──────── Excerpted records

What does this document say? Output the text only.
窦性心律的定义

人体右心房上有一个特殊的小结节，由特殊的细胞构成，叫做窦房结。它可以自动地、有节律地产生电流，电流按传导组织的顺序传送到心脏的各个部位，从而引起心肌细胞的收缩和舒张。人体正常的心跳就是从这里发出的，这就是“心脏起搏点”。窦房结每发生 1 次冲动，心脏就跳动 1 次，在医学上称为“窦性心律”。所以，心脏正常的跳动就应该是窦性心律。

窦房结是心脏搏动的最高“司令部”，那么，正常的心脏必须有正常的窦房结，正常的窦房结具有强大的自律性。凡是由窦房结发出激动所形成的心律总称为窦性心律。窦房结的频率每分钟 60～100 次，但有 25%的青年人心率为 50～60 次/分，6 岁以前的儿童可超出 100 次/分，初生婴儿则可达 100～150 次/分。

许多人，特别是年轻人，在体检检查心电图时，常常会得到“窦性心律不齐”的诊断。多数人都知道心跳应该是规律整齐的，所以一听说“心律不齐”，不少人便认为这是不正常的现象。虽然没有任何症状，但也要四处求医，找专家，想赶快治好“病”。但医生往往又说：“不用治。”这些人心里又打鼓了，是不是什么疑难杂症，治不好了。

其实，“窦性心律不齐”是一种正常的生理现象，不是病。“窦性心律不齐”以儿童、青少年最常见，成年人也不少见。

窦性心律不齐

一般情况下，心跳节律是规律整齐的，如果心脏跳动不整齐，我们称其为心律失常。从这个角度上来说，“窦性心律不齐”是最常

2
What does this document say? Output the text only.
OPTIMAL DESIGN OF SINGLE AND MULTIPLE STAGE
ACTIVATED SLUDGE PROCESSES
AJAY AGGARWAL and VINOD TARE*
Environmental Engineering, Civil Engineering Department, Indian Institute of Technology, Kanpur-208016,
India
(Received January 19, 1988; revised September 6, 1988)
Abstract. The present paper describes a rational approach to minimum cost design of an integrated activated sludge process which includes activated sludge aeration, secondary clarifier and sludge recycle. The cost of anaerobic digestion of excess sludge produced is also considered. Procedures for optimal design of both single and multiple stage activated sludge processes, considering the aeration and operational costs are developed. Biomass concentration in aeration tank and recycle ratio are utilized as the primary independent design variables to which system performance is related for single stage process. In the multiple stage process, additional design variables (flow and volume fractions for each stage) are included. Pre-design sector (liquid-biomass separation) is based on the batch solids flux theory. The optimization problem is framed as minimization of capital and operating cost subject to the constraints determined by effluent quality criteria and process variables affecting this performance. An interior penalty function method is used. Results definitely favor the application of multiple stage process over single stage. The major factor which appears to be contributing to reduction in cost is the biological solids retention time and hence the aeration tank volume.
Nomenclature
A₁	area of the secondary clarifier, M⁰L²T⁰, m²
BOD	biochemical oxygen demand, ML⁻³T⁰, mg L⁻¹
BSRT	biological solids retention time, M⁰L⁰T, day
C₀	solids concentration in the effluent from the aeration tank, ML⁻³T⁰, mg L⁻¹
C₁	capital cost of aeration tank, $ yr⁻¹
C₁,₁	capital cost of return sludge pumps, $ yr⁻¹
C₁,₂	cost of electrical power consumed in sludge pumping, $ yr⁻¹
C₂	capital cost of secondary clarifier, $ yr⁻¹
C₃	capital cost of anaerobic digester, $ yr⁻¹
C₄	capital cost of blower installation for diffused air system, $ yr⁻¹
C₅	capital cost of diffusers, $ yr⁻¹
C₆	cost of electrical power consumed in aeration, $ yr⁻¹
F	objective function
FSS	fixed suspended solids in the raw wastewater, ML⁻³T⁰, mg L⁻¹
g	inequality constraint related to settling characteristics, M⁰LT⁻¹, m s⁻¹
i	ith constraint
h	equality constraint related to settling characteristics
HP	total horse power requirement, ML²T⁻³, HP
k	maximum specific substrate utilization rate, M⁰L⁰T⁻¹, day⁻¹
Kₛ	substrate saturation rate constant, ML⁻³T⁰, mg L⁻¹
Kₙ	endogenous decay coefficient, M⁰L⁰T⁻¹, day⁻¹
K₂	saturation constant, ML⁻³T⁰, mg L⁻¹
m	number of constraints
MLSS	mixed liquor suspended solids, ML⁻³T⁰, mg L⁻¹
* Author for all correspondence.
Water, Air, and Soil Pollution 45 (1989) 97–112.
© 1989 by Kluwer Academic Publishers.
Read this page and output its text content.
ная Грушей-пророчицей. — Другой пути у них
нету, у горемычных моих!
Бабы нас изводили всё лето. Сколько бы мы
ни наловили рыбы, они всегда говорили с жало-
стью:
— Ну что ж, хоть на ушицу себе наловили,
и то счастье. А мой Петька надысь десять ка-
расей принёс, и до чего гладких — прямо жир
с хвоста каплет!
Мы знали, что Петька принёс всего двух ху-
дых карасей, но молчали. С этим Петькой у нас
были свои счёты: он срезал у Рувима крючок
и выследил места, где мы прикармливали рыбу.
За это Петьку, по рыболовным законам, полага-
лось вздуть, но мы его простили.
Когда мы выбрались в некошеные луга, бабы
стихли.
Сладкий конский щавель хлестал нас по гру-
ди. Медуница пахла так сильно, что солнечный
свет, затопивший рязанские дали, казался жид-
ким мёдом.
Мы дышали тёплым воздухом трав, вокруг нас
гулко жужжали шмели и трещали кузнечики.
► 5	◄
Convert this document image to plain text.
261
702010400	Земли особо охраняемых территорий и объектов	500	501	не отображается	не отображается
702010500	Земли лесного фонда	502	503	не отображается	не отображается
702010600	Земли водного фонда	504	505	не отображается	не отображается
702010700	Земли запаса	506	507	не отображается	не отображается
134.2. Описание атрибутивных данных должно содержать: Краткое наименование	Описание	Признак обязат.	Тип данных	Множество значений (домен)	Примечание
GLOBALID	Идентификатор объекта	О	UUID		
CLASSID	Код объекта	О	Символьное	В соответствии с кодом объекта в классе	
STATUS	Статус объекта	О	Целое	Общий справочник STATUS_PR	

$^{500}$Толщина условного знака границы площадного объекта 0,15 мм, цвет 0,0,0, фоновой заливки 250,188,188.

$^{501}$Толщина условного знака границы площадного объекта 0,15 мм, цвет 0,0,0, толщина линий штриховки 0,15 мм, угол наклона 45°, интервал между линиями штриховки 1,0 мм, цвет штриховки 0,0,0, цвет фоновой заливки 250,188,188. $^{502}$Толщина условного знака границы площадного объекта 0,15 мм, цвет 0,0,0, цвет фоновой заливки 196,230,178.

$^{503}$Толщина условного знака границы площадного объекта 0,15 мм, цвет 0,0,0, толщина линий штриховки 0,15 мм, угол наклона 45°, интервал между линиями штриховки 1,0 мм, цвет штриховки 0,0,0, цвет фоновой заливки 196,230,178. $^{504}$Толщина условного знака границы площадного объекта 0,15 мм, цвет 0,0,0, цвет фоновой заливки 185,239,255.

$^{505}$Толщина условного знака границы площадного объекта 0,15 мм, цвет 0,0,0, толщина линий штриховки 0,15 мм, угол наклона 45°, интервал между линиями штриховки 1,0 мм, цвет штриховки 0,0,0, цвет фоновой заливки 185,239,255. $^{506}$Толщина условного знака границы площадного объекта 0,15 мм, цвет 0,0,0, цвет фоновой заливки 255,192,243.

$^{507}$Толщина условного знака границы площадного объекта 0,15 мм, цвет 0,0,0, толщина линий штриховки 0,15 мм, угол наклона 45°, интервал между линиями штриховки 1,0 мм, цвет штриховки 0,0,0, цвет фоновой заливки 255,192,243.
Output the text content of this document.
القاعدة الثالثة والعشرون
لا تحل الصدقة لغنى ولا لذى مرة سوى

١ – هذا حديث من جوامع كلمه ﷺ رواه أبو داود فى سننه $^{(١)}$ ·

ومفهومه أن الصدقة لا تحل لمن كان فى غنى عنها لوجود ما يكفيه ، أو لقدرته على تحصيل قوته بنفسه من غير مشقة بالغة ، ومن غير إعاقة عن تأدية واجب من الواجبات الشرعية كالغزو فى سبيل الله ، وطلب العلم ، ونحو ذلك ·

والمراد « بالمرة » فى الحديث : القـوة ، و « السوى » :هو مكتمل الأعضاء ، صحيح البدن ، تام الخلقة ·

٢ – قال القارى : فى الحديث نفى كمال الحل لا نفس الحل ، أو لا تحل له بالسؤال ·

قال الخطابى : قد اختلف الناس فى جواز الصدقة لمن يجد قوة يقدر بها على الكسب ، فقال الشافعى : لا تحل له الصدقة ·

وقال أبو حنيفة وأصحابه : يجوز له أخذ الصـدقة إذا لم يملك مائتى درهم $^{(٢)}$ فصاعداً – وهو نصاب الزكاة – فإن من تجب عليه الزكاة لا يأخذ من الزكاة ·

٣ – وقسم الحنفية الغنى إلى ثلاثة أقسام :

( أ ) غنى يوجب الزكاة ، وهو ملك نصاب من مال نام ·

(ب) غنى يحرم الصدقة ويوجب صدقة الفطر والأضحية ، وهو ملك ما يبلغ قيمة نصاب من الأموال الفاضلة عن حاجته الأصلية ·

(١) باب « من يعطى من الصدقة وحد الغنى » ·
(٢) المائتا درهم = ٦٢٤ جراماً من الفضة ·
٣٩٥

────────────────

• **Directions for this task**
Select every line in the material above where the string "suspended" occurs, and copy it.

• **Exercise output**
FSS	fixed suspended solids in the raw wastewater, ML⁻³T⁰, mg L⁻¹
MLSS	mixed liquor suspended solids, ML⁻³T⁰, mg L⁻¹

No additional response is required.